- Exercise goal
Copy out each line containing "this" from the entries below.

- Listed records
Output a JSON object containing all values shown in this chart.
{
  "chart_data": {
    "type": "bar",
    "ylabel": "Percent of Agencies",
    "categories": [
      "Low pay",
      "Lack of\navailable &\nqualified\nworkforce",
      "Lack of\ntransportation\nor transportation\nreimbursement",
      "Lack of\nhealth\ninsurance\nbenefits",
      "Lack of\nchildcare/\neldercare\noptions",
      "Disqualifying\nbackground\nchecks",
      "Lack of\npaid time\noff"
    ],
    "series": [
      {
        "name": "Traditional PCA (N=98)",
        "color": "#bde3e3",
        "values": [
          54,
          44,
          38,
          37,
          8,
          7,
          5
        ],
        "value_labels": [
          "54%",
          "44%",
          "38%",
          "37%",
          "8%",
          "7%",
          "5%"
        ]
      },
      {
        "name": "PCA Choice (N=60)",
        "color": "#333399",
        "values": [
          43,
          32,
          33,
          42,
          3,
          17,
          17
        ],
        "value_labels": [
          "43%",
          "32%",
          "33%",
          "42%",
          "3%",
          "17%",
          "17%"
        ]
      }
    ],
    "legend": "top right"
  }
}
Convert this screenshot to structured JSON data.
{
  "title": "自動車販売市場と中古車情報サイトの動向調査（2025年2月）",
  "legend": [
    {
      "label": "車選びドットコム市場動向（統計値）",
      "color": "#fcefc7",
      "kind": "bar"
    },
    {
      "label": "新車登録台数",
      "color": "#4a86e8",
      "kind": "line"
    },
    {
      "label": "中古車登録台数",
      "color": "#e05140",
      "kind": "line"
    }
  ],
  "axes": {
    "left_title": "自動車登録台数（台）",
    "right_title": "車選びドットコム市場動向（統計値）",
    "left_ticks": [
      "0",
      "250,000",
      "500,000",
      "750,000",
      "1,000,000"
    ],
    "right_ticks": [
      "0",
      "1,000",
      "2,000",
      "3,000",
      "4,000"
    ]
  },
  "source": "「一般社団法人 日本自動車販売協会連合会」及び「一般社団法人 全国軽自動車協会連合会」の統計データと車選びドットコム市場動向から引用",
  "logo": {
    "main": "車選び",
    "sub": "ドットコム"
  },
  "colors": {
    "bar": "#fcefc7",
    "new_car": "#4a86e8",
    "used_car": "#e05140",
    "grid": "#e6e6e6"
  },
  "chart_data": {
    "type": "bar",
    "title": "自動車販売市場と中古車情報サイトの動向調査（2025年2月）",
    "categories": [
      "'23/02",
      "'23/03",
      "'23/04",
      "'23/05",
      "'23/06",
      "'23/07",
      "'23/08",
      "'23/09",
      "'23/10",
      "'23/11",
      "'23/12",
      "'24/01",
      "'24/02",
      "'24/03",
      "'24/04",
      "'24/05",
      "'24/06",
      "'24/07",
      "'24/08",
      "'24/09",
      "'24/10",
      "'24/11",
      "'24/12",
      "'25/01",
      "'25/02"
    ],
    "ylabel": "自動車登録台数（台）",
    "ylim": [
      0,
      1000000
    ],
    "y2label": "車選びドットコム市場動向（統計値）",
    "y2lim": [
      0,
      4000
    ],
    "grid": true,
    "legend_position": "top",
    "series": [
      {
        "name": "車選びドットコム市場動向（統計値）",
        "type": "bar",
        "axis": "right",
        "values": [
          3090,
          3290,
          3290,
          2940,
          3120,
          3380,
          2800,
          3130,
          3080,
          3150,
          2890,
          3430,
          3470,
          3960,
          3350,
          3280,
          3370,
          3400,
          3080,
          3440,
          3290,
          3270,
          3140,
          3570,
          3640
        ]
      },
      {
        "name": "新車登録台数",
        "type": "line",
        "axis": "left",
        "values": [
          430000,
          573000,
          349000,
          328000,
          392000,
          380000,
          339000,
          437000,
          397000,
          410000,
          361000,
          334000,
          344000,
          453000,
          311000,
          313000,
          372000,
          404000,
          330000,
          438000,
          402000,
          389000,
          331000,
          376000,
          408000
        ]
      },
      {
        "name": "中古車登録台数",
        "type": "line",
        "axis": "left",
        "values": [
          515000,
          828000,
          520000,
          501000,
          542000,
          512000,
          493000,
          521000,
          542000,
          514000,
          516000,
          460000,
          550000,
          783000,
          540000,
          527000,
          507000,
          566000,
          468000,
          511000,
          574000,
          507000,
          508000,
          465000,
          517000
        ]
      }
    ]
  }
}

- Expected answer
Output a JSON object containing all values shown in this chart.
Convert this screenshot to structured JSON data.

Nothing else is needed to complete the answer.